Extract:
⟨
This is where the water gets dirty however. Sony's rootkit driver cloaks ANY file or folder that has $sys$ in the filename. Sony stated that the cloaking rootkit does not increase the security risk to normal user, but I will state the opposite. This does make a computer more vulnerable overall and puts the casual user in greater risk. I also stated this fact in a small e-mail interview with TechTarget/SearchSecurity.com yesterday.
Sony's statement about the security risk only proves to the public that they do not understand the security risk of their rootkit-technology. Sony mislead the public about the risk only to save its image (aka bottom line), nothing more. If they are aware of the increased risk, then this proves they lied to the public. If they are not aware of the increated risk, this proves they do not understand the technology they are forcing onto millions of computers and therefore should have never started down this road in the first place.
Just today, a Trojan was discovered using Sony's cloaking driver to hide itself. This Trojan would normally have to contain code to hook itself into the kernel. But who needs the code, when Sony already has the hooks in place. The Trojan only needs to have $sys$ it its name to hide from the user and operating system.
Under the recent public pressure, Sony and First 4 Internet have released a "patch" that decloaks the DRM software but doesn't remove it at all. It actually updates the DRM software to new versions.
Sony's rootkit-like tricks are not the real legal problem however. There are two main legal problems with Sony's actions -
1) Sony's attempt to mislead the public about the software and its security risk - multiple times.
2) Sony's lack of information discourse in their EULA about the true nature of the software and how it is impossible to remove for a normal computer user.
See the Electronic Frontier Foundation's report on the Sony BMG EULA.
A class-action lawsuit has been started in the state of California, a nationwide class-action lawsuit is expected to be filed in the state of New York this week and there could be criminal cases bought against Sony under the "U.S. Computer Fraud and Abuse Act" and the UK's "Computer Misuse Act of 1990". Italian police have been asked to by the ALCEI-EFI in Italy to investigate Sony DRM code as well.
Computer Associates International said today it is now classifying Sony's software as spyware and will begin searching for and removing XCP with its anti-spyware software, starting on November 12. I can only hope that other vendors will follow suit.
How much trouble will Sony get into? Only time will tell...
In the meantime, conduct a simple test on your computer. Create a new folder on your desktop and name it test. Then rename the folder to $sys$test. If the folder disappears, your computer is infected with Sony's new DRM software. Then do two things -
1) E-mail Sony to thank for putting your system at increased security risk.
2) Wipe your computer and install everything fresh or use Sophos' UnMasking Tool to decloak the DRM Software. It will not remove it however.
⟩
Reproduce the portion of the Sony rootkit commentary that begins at the words "How much trouble" and ends after "remove it however.".

Entries shown:
⟨
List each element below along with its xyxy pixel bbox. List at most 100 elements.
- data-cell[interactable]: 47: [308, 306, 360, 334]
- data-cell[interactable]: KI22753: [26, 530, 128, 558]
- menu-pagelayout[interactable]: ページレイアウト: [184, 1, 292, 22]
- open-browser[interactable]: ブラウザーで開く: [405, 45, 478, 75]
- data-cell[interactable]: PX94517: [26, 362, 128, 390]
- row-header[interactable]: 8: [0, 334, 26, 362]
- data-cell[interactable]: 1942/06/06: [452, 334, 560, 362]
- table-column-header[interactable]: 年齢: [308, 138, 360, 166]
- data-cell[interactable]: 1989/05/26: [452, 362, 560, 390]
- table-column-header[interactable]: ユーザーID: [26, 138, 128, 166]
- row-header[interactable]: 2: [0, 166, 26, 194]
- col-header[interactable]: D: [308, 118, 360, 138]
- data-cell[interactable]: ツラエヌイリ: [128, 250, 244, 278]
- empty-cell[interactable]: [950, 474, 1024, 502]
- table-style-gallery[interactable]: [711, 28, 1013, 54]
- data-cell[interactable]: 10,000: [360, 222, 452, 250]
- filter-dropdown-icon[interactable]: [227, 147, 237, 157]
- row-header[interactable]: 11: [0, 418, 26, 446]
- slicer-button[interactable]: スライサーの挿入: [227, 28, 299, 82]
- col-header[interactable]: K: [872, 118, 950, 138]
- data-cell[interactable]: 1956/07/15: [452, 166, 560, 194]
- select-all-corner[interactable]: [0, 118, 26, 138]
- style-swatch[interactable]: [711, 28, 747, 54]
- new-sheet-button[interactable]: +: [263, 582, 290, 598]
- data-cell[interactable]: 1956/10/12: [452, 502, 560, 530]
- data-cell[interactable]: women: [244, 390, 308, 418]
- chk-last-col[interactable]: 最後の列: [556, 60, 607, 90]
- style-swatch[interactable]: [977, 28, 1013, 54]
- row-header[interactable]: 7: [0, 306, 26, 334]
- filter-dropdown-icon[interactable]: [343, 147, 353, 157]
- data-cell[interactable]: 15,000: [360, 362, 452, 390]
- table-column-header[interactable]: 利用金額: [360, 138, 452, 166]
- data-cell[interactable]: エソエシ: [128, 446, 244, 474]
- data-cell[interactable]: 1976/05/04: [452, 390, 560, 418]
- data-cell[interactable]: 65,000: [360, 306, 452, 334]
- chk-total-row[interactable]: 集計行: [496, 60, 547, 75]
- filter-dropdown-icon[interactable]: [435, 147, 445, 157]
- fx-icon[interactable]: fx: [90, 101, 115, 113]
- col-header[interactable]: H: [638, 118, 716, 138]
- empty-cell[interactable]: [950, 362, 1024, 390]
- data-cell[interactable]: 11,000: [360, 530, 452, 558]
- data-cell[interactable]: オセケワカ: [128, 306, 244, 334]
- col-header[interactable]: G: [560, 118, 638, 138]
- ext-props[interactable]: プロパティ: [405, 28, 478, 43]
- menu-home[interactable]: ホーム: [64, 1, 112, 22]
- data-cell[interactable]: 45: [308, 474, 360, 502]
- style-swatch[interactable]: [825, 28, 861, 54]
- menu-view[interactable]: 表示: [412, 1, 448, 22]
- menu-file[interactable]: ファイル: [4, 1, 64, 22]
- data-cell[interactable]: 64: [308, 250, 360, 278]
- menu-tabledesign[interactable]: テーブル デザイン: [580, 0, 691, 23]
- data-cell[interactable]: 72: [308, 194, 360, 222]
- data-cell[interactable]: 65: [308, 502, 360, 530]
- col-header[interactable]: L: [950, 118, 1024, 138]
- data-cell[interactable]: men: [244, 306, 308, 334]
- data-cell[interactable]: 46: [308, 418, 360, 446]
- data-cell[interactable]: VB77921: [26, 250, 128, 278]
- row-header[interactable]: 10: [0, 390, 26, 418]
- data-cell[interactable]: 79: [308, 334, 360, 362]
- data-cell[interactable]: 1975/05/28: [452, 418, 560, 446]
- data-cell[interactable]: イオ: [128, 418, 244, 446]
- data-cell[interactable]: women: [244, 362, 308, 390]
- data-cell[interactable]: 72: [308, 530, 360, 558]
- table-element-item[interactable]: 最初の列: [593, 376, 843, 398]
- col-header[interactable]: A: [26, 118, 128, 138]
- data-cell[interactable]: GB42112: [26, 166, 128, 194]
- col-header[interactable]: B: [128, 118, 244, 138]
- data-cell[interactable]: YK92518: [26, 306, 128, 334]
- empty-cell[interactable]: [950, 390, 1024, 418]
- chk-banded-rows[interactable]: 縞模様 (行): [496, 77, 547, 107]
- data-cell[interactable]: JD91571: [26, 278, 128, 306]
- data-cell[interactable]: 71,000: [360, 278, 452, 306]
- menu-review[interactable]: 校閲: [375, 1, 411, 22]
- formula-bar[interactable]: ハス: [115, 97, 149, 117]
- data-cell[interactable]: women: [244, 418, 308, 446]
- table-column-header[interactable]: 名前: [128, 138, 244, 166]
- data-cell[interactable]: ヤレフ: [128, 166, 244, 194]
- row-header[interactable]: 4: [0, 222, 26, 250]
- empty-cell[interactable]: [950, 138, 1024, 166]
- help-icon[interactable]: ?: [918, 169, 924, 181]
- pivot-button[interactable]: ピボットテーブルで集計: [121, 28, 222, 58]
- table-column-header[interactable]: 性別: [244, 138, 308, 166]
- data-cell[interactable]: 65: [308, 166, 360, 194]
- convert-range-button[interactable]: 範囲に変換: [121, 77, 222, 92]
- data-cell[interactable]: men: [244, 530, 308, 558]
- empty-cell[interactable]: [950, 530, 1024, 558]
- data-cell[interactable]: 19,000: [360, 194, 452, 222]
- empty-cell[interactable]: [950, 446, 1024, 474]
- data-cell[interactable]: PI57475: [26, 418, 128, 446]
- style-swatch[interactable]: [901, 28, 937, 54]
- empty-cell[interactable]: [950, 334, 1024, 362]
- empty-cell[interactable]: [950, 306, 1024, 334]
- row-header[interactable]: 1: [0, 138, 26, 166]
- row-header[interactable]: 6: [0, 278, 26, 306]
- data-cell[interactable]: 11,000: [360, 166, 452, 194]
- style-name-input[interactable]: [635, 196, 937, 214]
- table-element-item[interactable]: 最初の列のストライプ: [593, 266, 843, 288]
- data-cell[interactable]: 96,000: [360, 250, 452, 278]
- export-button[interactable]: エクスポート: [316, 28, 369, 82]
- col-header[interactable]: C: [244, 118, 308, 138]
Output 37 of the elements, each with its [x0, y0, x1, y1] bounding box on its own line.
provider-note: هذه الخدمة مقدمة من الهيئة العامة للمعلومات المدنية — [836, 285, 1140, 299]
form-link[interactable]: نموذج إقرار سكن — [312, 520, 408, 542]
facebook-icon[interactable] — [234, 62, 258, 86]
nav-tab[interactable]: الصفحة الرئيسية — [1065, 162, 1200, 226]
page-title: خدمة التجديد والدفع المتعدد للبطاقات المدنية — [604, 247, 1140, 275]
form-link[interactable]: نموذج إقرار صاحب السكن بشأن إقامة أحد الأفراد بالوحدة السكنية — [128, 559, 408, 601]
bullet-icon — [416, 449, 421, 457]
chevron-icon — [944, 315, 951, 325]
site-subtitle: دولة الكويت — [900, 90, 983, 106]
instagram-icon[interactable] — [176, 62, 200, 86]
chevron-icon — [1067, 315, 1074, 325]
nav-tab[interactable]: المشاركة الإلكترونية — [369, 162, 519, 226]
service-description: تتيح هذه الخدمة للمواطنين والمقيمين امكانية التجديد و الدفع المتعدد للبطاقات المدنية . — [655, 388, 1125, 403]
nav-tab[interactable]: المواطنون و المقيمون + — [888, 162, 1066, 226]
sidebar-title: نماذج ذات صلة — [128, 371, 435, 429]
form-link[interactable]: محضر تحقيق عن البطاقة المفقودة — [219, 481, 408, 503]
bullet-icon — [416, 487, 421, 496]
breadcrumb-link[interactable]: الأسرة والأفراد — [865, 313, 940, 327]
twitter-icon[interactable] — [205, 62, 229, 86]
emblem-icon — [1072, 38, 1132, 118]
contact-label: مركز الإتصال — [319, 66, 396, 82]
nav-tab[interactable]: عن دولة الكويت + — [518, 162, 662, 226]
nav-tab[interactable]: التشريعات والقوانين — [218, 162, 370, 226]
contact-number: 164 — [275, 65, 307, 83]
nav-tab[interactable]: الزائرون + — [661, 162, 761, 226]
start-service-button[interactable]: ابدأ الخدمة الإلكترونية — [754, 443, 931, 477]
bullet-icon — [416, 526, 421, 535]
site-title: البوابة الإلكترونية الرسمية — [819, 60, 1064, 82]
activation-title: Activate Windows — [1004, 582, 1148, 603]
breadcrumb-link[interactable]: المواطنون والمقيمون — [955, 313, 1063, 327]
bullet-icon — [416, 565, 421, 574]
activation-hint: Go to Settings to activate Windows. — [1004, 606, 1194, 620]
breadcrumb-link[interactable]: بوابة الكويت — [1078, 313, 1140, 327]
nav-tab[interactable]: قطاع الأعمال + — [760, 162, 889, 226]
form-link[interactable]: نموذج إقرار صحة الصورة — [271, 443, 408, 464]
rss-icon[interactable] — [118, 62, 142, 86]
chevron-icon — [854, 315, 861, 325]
⟩
Answer below:
How much trouble will Sony get into? Only time will tell...
In the meantime, conduct a simple test on your computer. Create a new folder on your desktop and name it test. Then rename the folder to $sys$test. If the folder disappears, your computer is infected with Sony's new DRM software. Then do two things -
1) E-mail Sony to thank for putting your system at increased security risk.
2) Wipe your computer and install everything fresh or use Sophos' UnMasking Tool to decloak the DRM Software. It will not remove it however.